Instruction:
Locate each line below that includes "screenshot" and reproduce it.
[Start of Given entries]
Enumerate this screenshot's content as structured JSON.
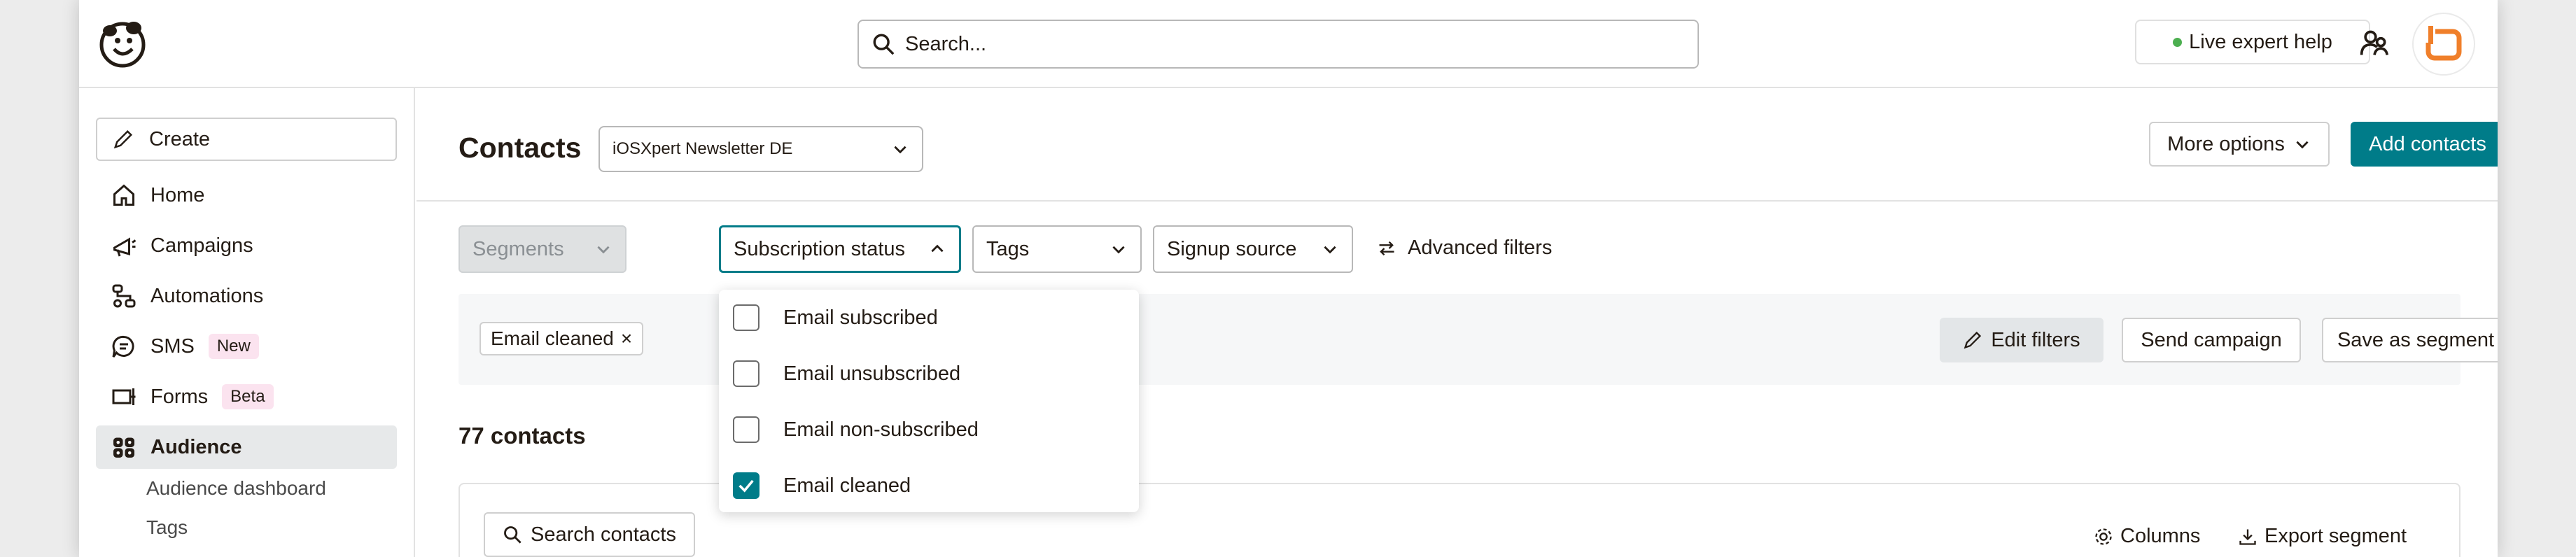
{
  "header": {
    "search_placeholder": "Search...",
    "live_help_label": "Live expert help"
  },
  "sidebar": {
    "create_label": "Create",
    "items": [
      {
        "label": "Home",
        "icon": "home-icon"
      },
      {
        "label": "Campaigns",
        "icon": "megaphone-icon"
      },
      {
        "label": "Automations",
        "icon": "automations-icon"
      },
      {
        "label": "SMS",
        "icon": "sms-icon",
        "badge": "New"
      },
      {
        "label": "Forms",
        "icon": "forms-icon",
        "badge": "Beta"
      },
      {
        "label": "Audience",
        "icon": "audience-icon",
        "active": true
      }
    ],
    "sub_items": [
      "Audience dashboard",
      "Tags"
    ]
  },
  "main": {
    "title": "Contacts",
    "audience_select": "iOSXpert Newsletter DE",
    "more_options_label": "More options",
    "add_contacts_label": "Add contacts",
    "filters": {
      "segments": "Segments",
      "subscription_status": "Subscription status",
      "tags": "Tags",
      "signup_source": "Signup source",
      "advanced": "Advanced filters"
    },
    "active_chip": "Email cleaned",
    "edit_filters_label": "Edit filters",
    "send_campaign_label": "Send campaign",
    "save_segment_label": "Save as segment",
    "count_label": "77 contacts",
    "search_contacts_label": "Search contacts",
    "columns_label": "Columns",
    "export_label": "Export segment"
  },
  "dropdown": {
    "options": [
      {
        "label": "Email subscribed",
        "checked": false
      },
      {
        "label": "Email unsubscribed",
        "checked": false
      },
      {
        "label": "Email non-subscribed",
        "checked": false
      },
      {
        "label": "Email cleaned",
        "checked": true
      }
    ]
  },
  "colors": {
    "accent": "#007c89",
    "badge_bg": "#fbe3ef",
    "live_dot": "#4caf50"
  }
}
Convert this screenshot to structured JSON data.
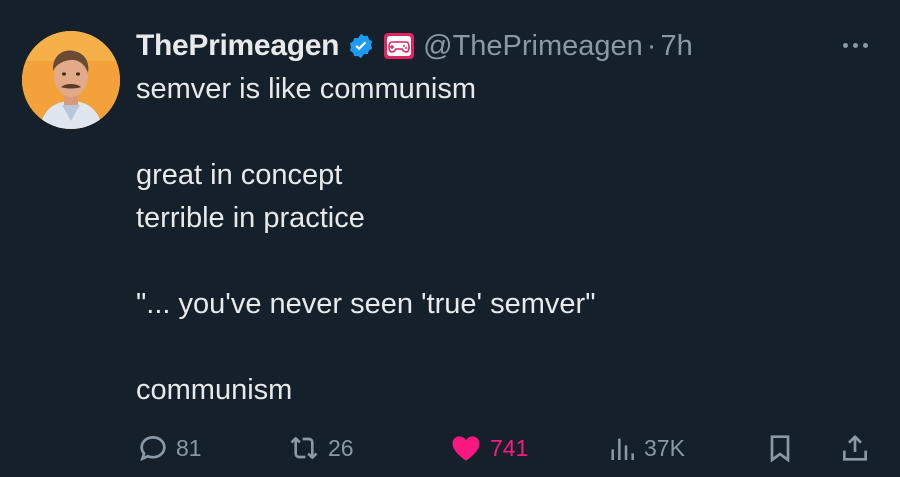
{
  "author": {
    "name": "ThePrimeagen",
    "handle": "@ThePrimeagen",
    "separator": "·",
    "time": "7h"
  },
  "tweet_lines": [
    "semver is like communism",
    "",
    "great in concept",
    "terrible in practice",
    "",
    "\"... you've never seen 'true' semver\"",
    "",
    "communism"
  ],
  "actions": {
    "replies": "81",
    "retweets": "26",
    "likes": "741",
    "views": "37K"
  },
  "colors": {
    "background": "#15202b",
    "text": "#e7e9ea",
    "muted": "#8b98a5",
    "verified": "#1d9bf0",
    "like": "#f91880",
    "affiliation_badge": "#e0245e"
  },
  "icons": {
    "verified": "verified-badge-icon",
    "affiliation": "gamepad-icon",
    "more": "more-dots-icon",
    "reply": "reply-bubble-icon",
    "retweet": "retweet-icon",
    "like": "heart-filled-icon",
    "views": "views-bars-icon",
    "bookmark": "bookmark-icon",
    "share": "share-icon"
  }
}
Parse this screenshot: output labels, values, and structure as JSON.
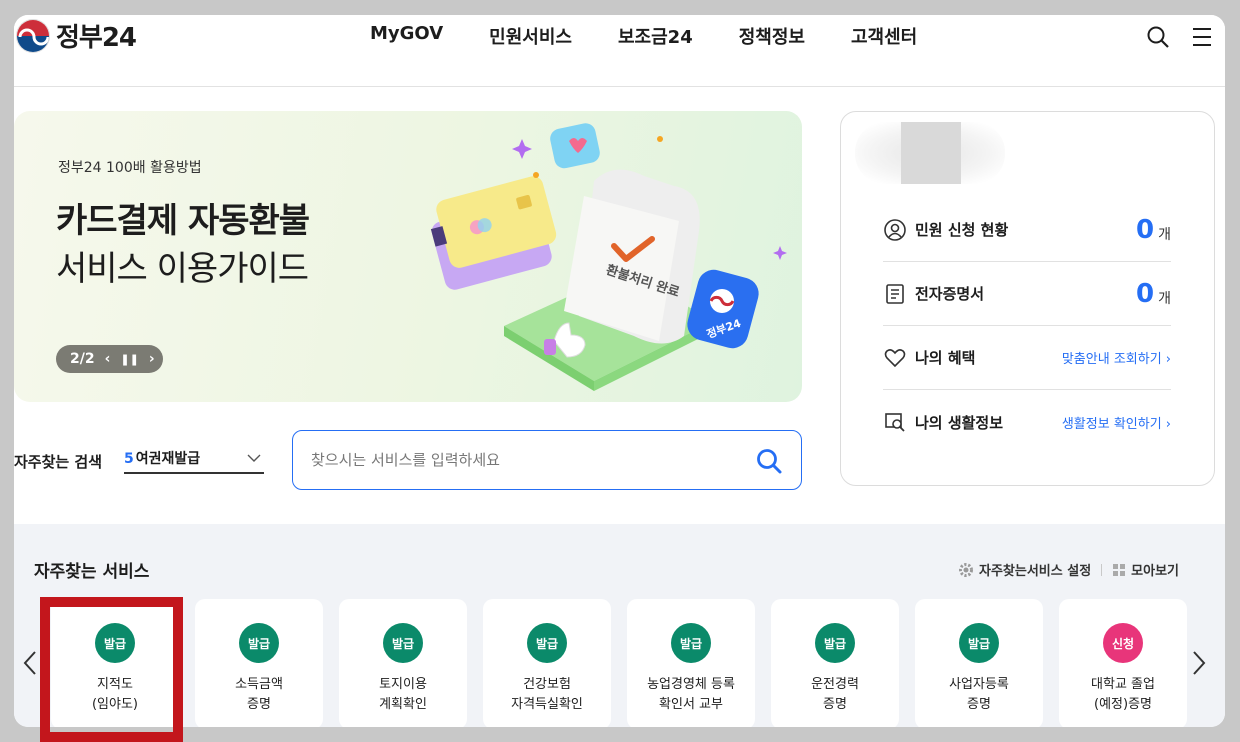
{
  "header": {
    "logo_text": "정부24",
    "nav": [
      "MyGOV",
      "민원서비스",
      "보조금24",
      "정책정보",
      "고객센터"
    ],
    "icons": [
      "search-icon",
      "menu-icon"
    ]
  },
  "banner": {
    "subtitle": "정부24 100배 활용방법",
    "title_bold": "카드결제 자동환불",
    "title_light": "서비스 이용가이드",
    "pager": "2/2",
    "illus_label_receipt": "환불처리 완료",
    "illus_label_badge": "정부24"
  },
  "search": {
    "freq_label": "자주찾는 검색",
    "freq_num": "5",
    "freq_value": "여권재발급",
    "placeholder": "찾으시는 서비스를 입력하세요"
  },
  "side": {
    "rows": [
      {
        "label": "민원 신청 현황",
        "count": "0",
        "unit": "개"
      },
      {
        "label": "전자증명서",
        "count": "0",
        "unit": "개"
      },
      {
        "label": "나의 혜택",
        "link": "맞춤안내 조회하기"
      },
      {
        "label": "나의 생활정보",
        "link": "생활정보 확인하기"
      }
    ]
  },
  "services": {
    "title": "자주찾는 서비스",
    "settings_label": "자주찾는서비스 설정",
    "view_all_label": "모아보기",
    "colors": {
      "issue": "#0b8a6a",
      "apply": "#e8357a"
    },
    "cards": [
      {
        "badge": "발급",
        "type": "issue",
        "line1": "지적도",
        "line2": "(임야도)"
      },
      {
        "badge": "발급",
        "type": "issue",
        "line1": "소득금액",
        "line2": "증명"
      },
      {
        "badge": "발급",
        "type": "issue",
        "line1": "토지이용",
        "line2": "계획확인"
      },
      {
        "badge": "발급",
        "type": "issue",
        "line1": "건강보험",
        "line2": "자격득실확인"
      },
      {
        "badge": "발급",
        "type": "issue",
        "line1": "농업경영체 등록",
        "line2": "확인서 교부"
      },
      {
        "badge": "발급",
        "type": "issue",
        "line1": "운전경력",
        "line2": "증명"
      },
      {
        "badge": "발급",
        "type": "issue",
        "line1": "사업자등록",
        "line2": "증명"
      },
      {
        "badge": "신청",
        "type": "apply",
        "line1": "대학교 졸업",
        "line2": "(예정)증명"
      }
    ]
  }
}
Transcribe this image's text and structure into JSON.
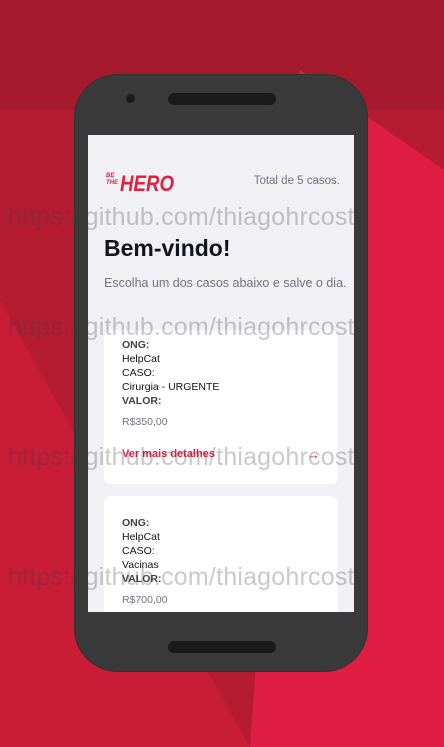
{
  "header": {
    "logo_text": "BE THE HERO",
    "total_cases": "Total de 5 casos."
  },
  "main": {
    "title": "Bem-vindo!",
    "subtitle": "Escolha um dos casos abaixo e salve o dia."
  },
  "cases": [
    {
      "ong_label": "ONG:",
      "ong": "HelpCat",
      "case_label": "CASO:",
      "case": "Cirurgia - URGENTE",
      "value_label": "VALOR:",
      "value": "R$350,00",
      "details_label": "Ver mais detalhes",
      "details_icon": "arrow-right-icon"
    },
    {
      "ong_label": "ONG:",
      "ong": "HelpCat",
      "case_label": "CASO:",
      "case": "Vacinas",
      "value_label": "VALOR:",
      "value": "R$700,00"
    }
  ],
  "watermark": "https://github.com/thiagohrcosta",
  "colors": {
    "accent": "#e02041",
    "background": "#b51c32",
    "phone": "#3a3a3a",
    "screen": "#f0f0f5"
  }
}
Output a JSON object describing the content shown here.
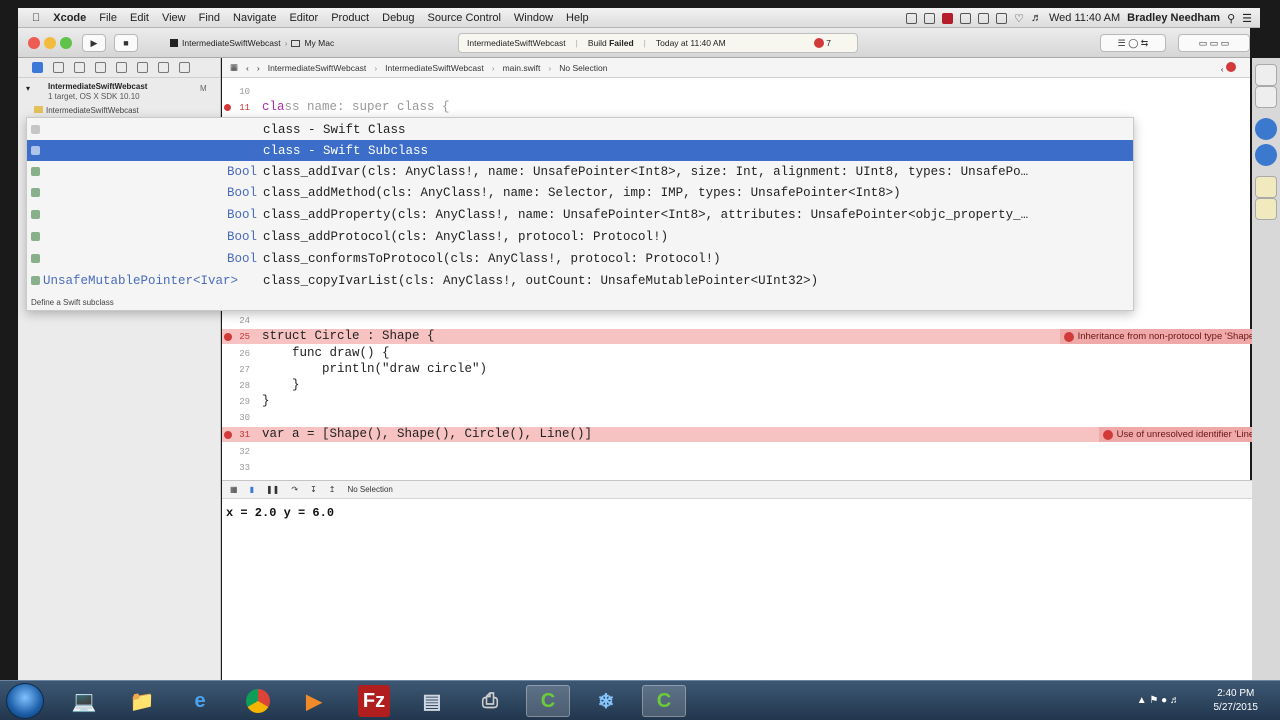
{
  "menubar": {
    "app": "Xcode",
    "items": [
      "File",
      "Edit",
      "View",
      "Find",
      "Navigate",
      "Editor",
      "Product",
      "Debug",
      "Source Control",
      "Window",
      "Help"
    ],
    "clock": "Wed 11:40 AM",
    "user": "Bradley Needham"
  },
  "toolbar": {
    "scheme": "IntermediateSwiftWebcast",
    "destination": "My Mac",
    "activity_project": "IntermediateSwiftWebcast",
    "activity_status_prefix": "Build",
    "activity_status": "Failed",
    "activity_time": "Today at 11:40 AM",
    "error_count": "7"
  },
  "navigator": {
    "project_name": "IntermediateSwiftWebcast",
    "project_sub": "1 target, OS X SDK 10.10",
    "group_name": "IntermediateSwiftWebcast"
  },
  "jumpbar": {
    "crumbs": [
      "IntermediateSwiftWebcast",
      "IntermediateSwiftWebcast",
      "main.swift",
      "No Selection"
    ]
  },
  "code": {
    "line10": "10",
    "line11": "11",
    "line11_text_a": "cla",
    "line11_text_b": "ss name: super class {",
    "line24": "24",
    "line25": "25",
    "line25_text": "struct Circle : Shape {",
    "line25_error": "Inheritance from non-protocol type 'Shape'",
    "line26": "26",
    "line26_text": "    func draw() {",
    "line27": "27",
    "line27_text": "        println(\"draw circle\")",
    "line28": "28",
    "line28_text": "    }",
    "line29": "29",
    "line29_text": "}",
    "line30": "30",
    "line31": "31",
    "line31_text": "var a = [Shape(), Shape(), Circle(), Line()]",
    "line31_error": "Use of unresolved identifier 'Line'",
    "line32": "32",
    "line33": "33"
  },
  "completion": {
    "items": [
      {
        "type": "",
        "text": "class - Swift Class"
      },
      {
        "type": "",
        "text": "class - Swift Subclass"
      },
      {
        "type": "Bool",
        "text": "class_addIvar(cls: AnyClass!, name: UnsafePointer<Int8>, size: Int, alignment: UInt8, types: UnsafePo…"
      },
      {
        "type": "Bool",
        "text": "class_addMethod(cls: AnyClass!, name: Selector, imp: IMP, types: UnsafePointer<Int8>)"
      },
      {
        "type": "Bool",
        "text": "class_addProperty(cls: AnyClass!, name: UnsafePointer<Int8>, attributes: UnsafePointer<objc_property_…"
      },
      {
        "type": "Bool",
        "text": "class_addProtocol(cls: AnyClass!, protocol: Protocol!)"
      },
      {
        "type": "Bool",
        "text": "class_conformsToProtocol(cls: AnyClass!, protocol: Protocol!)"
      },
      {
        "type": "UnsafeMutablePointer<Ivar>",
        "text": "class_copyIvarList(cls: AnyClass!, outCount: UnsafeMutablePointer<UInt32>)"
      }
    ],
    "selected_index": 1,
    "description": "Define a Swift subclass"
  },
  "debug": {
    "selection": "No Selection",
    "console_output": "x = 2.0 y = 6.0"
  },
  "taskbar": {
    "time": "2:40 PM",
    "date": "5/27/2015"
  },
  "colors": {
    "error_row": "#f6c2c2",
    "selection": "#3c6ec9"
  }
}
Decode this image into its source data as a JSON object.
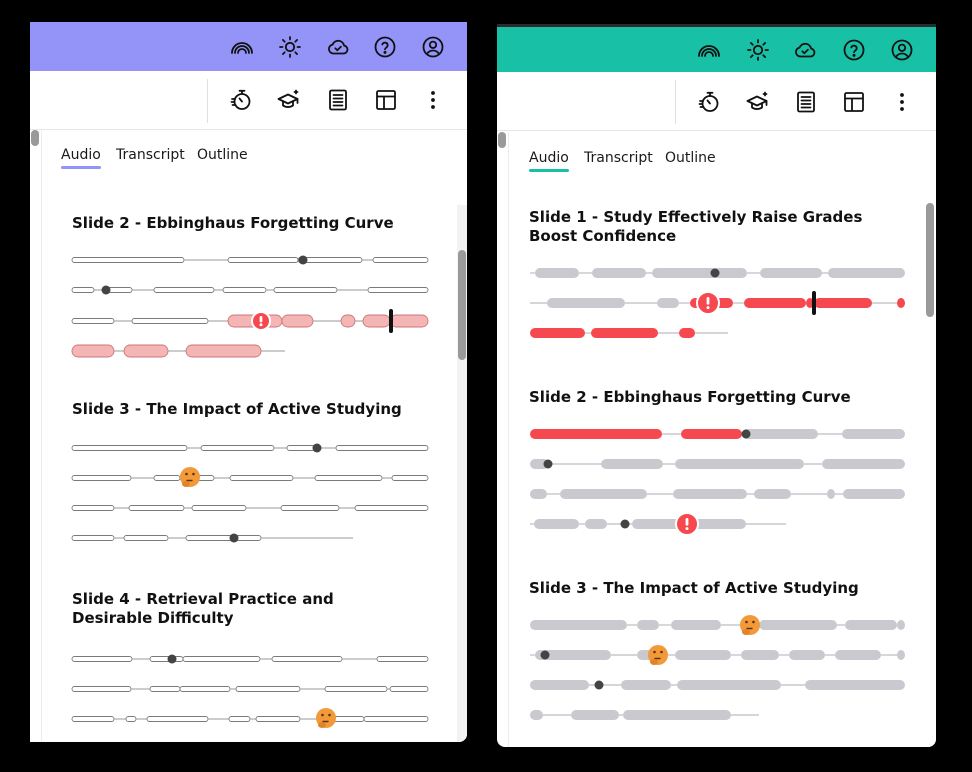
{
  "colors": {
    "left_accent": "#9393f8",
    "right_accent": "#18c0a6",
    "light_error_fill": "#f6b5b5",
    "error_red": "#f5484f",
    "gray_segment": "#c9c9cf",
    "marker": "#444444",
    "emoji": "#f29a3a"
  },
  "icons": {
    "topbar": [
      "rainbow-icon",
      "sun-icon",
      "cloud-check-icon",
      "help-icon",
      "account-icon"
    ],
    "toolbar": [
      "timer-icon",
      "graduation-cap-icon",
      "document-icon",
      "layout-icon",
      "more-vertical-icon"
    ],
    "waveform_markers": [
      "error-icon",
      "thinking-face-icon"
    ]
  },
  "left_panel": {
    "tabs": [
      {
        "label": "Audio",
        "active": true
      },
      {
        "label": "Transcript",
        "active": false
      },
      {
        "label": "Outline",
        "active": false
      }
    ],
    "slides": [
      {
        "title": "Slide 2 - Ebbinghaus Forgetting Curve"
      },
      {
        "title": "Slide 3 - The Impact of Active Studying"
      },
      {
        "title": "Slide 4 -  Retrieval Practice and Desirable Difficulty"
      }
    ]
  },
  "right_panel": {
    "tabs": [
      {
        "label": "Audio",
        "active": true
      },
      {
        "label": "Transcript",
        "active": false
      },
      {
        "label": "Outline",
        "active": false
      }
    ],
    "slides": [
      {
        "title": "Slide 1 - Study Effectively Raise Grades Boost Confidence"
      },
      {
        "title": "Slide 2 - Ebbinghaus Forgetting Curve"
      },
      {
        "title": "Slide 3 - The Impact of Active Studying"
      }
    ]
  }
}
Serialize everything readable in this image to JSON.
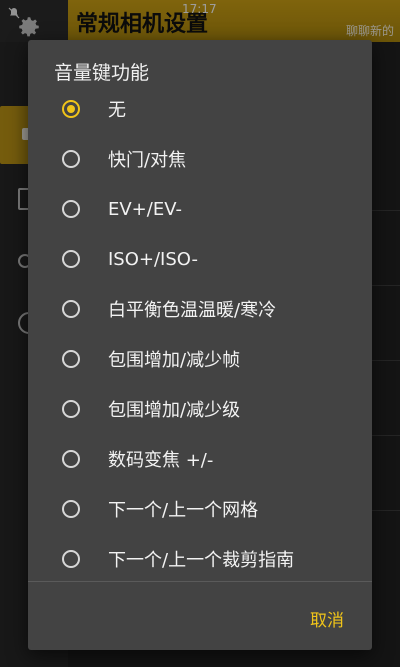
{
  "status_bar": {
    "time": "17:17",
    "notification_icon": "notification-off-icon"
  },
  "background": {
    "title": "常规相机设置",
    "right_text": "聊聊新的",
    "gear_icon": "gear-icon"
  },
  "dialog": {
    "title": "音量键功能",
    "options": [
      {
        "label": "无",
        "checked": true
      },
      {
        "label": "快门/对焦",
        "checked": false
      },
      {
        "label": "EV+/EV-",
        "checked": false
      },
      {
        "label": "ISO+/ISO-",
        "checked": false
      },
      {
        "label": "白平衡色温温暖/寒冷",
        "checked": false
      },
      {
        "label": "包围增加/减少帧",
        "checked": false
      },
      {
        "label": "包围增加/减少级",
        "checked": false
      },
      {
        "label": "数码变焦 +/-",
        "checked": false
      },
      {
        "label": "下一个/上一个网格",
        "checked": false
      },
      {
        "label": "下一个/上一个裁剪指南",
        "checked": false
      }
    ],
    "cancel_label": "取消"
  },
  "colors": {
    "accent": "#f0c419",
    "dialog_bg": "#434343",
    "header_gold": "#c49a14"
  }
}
[End of Given entries]
Answer to the exercise:
Enumerate this screenshot's content as structured JSON.
Convert this screenshot to structured JSON data.
Parse this screenshot: output labels, values, and structure as JSON.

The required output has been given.